Stored items
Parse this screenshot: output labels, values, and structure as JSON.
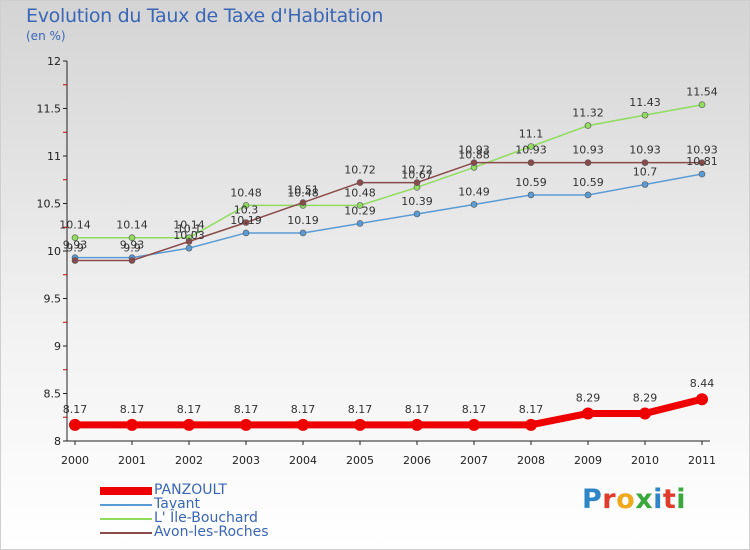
{
  "header": {
    "title": "Evolution du Taux de Taxe d'Habitation",
    "subtitle": "(en %)"
  },
  "logo": {
    "letters": [
      "P",
      "r",
      "o",
      "x",
      "i",
      "t",
      "i"
    ],
    "colors": [
      "#2e86c8",
      "#e03c2c",
      "#f0a81c",
      "#3aa83a",
      "#2e86c8",
      "#e03c2c",
      "#3aa83a"
    ]
  },
  "chart_data": {
    "type": "line",
    "title": "Evolution du Taux de Taxe d'Habitation",
    "subtitle": "(en %)",
    "x": [
      "2000",
      "2001",
      "2002",
      "2003",
      "2004",
      "2005",
      "2006",
      "2007",
      "2008",
      "2009",
      "2010",
      "2011"
    ],
    "ylim": [
      8,
      12
    ],
    "yticks": [
      "8",
      "8.5",
      "9",
      "9.5",
      "10",
      "10.5",
      "11",
      "11.5",
      "12"
    ],
    "grid": false,
    "legend_position": "bottom-left",
    "series": [
      {
        "name": "PANZOULT",
        "color": "#ee0000",
        "values": [
          8.17,
          8.17,
          8.17,
          8.17,
          8.17,
          8.17,
          8.17,
          8.17,
          8.17,
          8.29,
          8.29,
          8.44
        ],
        "labels": [
          "8.17",
          "8.17",
          "8.17",
          "8.17",
          "8.17",
          "8.17",
          "8.17",
          "8.17",
          "8.17",
          "8.29",
          "8.29",
          "8.44"
        ]
      },
      {
        "name": "Tavant",
        "color": "#5b9bd5",
        "values": [
          9.93,
          9.93,
          10.03,
          10.19,
          10.19,
          10.29,
          10.39,
          10.49,
          10.59,
          10.59,
          10.7,
          10.81
        ],
        "labels": [
          "9.93",
          "9.93",
          "10.03",
          "10.19",
          "10.19",
          "10.29",
          "10.39",
          "10.49",
          "10.59",
          "10.59",
          "10.7",
          "10.81"
        ]
      },
      {
        "name": "L' Île-Bouchard",
        "color": "#8fdc5e",
        "values": [
          10.14,
          10.14,
          10.14,
          10.48,
          10.48,
          10.48,
          10.67,
          10.88,
          11.1,
          11.32,
          11.43,
          11.54
        ],
        "labels": [
          "10.14",
          "10.14",
          "10.14",
          "10.48",
          "10.48",
          "10.48",
          "10.67",
          "10.88",
          "11.1",
          "11.32",
          "11.43",
          "11.54"
        ]
      },
      {
        "name": "Avon-les-Roches",
        "color": "#8b4a4a",
        "values": [
          9.9,
          9.9,
          10.1,
          10.3,
          10.51,
          10.72,
          10.72,
          10.93,
          10.93,
          10.93,
          10.93,
          10.93
        ],
        "labels": [
          "9.9",
          "9.9",
          "10.1",
          "10.3",
          "10.51",
          "10.72",
          "10.72",
          "10.93",
          "10.93",
          "10.93",
          "10.93",
          "10.93"
        ]
      }
    ]
  }
}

| Given request |
Output all of the entries verbatim, leaving out any images.

| Response below |
Parse this screenshot: output labels, values, and structure as JSON.
{
  "header": {
    "title": "Evolution du Taux de Taxe d'Habitation",
    "subtitle": "(en %)"
  },
  "logo": {
    "letters": [
      "P",
      "r",
      "o",
      "x",
      "i",
      "t",
      "i"
    ],
    "colors": [
      "#2e86c8",
      "#e03c2c",
      "#f0a81c",
      "#3aa83a",
      "#2e86c8",
      "#e03c2c",
      "#3aa83a"
    ]
  },
  "chart_data": {
    "type": "line",
    "title": "Evolution du Taux de Taxe d'Habitation",
    "subtitle": "(en %)",
    "x": [
      "2000",
      "2001",
      "2002",
      "2003",
      "2004",
      "2005",
      "2006",
      "2007",
      "2008",
      "2009",
      "2010",
      "2011"
    ],
    "ylim": [
      8,
      12
    ],
    "yticks": [
      "8",
      "8.5",
      "9",
      "9.5",
      "10",
      "10.5",
      "11",
      "11.5",
      "12"
    ],
    "grid": false,
    "legend_position": "bottom-left",
    "series": [
      {
        "name": "PANZOULT",
        "color": "#ee0000",
        "values": [
          8.17,
          8.17,
          8.17,
          8.17,
          8.17,
          8.17,
          8.17,
          8.17,
          8.17,
          8.29,
          8.29,
          8.44
        ],
        "labels": [
          "8.17",
          "8.17",
          "8.17",
          "8.17",
          "8.17",
          "8.17",
          "8.17",
          "8.17",
          "8.17",
          "8.29",
          "8.29",
          "8.44"
        ]
      },
      {
        "name": "Tavant",
        "color": "#5b9bd5",
        "values": [
          9.93,
          9.93,
          10.03,
          10.19,
          10.19,
          10.29,
          10.39,
          10.49,
          10.59,
          10.59,
          10.7,
          10.81
        ],
        "labels": [
          "9.93",
          "9.93",
          "10.03",
          "10.19",
          "10.19",
          "10.29",
          "10.39",
          "10.49",
          "10.59",
          "10.59",
          "10.7",
          "10.81"
        ]
      },
      {
        "name": "L' Île-Bouchard",
        "color": "#8fdc5e",
        "values": [
          10.14,
          10.14,
          10.14,
          10.48,
          10.48,
          10.48,
          10.67,
          10.88,
          11.1,
          11.32,
          11.43,
          11.54
        ],
        "labels": [
          "10.14",
          "10.14",
          "10.14",
          "10.48",
          "10.48",
          "10.48",
          "10.67",
          "10.88",
          "11.1",
          "11.32",
          "11.43",
          "11.54"
        ]
      },
      {
        "name": "Avon-les-Roches",
        "color": "#8b4a4a",
        "values": [
          9.9,
          9.9,
          10.1,
          10.3,
          10.51,
          10.72,
          10.72,
          10.93,
          10.93,
          10.93,
          10.93,
          10.93
        ],
        "labels": [
          "9.9",
          "9.9",
          "10.1",
          "10.3",
          "10.51",
          "10.72",
          "10.72",
          "10.93",
          "10.93",
          "10.93",
          "10.93",
          "10.93"
        ]
      }
    ]
  }
}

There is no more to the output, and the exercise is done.